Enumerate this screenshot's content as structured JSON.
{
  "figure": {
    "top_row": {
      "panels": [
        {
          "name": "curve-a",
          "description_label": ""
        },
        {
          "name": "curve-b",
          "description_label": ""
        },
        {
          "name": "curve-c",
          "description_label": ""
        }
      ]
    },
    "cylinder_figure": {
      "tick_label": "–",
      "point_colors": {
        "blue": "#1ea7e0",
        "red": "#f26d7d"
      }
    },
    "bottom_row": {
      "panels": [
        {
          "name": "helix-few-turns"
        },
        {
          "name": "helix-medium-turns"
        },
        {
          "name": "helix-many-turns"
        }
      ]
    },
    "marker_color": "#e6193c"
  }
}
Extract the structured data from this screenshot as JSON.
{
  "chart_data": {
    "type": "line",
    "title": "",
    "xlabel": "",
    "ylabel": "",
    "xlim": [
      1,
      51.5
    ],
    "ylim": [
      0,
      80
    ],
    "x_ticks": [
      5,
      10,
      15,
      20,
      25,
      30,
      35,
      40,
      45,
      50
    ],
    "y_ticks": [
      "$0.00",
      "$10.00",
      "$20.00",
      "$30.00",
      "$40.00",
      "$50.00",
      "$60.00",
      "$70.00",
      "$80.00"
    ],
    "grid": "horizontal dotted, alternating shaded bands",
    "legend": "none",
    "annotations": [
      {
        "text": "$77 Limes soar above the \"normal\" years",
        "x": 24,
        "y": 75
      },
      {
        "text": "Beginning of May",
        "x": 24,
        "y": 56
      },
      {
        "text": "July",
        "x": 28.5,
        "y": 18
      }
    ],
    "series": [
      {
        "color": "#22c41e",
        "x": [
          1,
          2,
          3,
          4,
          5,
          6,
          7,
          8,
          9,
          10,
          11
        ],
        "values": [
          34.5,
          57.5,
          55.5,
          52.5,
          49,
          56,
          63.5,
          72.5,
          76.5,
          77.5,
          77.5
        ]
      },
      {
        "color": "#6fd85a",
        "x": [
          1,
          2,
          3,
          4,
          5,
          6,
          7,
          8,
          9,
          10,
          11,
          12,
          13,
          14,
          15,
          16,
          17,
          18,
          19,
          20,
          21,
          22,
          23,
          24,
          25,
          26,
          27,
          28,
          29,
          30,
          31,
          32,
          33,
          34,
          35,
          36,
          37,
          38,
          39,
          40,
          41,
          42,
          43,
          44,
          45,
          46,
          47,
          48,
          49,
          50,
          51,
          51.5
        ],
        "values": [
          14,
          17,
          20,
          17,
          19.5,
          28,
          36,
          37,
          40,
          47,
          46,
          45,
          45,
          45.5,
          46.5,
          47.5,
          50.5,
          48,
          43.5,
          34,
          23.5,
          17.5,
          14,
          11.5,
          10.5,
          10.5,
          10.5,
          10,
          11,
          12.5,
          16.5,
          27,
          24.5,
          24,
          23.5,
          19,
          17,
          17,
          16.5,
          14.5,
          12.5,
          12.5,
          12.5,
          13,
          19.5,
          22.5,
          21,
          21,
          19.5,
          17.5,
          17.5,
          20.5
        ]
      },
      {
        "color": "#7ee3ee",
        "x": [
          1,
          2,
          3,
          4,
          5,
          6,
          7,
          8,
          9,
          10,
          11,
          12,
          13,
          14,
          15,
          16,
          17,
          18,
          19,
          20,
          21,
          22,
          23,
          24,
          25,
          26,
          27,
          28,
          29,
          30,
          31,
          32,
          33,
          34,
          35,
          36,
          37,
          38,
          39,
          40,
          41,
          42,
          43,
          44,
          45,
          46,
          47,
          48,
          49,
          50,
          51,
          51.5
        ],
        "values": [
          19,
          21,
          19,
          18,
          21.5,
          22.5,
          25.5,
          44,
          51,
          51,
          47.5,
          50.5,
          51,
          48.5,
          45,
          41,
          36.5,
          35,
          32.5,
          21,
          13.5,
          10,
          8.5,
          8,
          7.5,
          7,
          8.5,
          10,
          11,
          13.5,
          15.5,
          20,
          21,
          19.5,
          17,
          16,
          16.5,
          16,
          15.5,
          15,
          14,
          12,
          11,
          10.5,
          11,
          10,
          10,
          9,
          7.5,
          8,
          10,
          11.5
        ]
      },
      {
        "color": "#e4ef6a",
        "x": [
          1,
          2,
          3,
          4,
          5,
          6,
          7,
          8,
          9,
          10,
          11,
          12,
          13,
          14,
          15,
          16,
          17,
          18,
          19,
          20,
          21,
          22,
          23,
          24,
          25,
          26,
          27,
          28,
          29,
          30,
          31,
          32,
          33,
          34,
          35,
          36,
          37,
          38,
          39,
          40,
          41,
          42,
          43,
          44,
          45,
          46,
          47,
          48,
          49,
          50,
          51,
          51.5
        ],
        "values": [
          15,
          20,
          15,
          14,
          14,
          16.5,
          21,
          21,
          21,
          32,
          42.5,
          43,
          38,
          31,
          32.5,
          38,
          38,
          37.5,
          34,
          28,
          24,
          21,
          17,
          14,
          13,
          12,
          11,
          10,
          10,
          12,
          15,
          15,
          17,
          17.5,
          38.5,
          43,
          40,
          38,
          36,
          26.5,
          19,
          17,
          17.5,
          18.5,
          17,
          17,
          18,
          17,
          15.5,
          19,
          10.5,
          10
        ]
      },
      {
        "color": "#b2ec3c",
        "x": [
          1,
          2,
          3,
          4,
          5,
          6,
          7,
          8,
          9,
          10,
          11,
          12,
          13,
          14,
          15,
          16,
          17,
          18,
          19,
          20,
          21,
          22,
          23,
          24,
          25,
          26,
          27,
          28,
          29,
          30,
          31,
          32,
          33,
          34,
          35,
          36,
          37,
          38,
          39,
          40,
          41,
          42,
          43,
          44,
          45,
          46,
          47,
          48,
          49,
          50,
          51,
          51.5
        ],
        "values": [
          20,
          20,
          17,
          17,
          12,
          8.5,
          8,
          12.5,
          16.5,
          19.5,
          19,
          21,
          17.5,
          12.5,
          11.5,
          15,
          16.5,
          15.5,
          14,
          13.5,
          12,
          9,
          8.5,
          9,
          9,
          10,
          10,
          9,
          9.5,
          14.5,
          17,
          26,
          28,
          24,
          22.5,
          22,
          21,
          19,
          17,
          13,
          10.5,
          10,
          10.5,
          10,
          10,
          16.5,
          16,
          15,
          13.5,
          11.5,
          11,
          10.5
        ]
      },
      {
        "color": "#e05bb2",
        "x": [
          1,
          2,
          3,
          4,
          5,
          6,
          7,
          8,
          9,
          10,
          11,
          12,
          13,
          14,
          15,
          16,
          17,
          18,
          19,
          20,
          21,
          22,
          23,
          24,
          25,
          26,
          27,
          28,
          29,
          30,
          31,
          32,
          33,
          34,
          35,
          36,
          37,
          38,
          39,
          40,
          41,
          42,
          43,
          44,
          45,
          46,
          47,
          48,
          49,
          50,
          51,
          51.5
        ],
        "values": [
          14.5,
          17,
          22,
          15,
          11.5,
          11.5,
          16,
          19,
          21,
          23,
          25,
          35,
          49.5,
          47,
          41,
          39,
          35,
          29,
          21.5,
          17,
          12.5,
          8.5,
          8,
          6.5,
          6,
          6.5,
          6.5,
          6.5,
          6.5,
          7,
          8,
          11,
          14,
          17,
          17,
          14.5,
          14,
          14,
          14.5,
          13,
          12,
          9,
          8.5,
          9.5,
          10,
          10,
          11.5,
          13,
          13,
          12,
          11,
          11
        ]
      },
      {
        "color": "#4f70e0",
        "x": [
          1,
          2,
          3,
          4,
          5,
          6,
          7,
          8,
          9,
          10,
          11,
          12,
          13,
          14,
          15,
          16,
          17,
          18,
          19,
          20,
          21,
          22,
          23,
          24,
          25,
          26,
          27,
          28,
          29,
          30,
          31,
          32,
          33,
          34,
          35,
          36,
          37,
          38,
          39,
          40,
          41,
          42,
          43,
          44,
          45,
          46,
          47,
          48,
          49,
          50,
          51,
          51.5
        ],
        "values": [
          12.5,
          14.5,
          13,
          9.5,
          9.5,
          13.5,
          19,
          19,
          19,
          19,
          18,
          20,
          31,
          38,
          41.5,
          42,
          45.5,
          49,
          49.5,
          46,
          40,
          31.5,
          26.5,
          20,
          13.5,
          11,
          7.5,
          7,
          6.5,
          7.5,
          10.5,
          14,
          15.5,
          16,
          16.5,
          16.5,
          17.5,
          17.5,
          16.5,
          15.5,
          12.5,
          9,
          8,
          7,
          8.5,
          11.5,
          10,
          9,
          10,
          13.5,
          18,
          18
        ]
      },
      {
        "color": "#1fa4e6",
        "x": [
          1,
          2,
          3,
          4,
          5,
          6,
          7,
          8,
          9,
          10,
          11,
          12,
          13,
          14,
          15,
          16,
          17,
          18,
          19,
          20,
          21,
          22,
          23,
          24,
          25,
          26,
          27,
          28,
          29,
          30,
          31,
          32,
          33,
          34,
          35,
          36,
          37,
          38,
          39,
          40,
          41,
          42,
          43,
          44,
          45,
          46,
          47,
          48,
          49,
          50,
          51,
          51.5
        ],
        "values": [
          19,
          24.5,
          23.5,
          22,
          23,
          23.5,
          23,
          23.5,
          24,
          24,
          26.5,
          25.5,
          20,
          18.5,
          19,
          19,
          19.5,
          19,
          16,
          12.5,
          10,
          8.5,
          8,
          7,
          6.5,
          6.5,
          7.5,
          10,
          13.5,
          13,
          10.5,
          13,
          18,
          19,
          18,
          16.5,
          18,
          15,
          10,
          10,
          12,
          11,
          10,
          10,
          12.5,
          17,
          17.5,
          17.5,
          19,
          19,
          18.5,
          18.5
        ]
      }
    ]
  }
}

——

- _WHAT THIS TASK INVOLVES_: Copy out each line of the listing that holds "helix".

- _SOLVED PROBLEM_:
          "name": "helix-few-turns"
          "name": "helix-medium-turns"
          "name": "helix-many-turns"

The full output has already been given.